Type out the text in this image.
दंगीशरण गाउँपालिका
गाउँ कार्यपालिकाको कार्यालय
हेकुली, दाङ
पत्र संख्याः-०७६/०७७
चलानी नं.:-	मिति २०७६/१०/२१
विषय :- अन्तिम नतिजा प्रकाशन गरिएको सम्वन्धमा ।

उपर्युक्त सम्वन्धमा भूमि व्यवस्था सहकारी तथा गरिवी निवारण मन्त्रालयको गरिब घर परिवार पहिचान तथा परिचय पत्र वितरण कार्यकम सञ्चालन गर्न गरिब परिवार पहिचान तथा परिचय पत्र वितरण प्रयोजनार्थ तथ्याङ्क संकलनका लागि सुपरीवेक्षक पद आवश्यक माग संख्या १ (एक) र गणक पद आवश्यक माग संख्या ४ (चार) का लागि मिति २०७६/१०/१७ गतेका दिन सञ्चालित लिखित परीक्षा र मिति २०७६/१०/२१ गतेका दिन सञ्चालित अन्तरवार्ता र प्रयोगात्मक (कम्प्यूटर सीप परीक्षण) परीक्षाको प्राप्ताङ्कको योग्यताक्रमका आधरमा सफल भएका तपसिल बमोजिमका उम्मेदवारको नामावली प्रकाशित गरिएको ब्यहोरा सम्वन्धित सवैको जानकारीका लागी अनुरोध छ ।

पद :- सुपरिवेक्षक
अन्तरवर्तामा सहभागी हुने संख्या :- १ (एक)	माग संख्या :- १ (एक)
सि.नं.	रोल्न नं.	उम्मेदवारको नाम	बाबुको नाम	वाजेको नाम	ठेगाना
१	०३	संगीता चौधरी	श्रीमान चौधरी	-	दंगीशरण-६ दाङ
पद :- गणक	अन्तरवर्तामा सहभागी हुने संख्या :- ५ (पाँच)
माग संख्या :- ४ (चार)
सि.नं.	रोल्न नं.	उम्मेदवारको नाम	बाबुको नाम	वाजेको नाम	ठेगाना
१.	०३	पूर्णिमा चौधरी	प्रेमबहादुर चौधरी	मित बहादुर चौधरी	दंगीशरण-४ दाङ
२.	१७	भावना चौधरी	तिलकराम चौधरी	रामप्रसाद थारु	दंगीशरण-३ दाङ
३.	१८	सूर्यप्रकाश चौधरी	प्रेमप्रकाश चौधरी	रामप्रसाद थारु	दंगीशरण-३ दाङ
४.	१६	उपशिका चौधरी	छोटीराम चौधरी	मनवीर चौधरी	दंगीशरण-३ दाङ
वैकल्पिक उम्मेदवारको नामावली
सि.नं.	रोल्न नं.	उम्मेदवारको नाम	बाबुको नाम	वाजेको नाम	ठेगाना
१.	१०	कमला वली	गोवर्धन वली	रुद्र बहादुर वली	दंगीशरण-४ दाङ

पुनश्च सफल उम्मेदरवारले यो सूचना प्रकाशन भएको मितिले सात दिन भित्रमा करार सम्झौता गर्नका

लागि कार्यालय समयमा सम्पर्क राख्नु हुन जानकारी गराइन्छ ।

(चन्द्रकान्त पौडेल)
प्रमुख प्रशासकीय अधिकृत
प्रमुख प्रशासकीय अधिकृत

-=-=-

▸ **YOUR INSTRUCTIONS**: Copy out each line exactly.

▸ **FINAL RESULT**:
Type out the text in this image.
दंगीशरण गाउँपालिका
गाउँ कार्यपालिकाको कार्यालय
हेकुली, दाङ
पत्र संख्याः-०७६/०७७
चलानी नं.:-	मिति २०७६/१०/२१
विषय :- अन्तिम नतिजा प्रकाशन गरिएको सम्वन्धमा ।

उपर्युक्त सम्वन्धमा भूमि व्यवस्था सहकारी तथा गरिवी निवारण मन्त्रालयको गरिब घर परिवार पहिचान तथा परिचय पत्र वितरण कार्यकम सञ्चालन गर्न गरिब परिवार पहिचान तथा परिचय पत्र वितरण प्रयोजनार्थ तथ्याङ्क संकलनका लागि सुपरीवेक्षक पद आवश्यक माग संख्या १ (एक) र गणक पद आवश्यक माग संख्या ४ (चार) का लागि मिति २०७६/१०/१७ गतेका दिन सञ्चालित लिखित परीक्षा र मिति २०७६/१०/२१ गतेका दिन सञ्चालित अन्तरवार्ता र प्रयोगात्मक (कम्प्यूटर सीप परीक्षण) परीक्षाको प्राप्ताङ्कको योग्यताक्रमका आधरमा सफल भएका तपसिल बमोजिमका उम्मेदवारको नामावली प्रकाशित गरिएको ब्यहोरा सम्वन्धित सवैको जानकारीका लागी अनुरोध छ ।

पद :- सुपरिवेक्षक
अन्तरवर्तामा सहभागी हुने संख्या :- १ (एक)	माग संख्या :- १ (एक)
सि.नं.	रोल्न नं.	उम्मेदवारको नाम	बाबुको नाम	वाजेको नाम	ठेगाना
१	०३	संगीता चौधरी	श्रीमान चौधरी	-	दंगीशरण-६ दाङ
पद :- गणक	अन्तरवर्तामा सहभागी हुने संख्या :- ५ (पाँच)
माग संख्या :- ४ (चार)
सि.नं.	रोल्न नं.	उम्मेदवारको नाम	बाबुको नाम	वाजेको नाम	ठेगाना
१.	०३	पूर्णिमा चौधरी	प्रेमबहादुर चौधरी	मित बहादुर चौधरी	दंगीशरण-४ दाङ
२.	१७	भावना चौधरी	तिलकराम चौधरी	रामप्रसाद थारु	दंगीशरण-३ दाङ
३.	१८	सूर्यप्रकाश चौधरी	प्रेमप्रकाश चौधरी	रामप्रसाद थारु	दंगीशरण-३ दाङ
४.	१६	उपशिका चौधरी	छोटीराम चौधरी	मनवीर चौधरी	दंगीशरण-३ दाङ
वैकल्पिक उम्मेदवारको नामावली
सि.नं.	रोल्न नं.	उम्मेदवारको नाम	बाबुको नाम	वाजेको नाम	ठेगाना
१.	१०	कमला वली	गोवर्धन वली	रुद्र बहादुर वली	दंगीशरण-४ दाङ

पुनश्च सफल उम्मेदरवारले यो सूचना प्रकाशन भएको मितिले सात दिन भित्रमा करार सम्झौता गर्नका

लागि कार्यालय समयमा सम्पर्क राख्नु हुन जानकारी गराइन्छ ।

(चन्द्रकान्त पौडेल)
प्रमुख प्रशासकीय अधिकृत
प्रमुख प्रशासकीय अधिकृत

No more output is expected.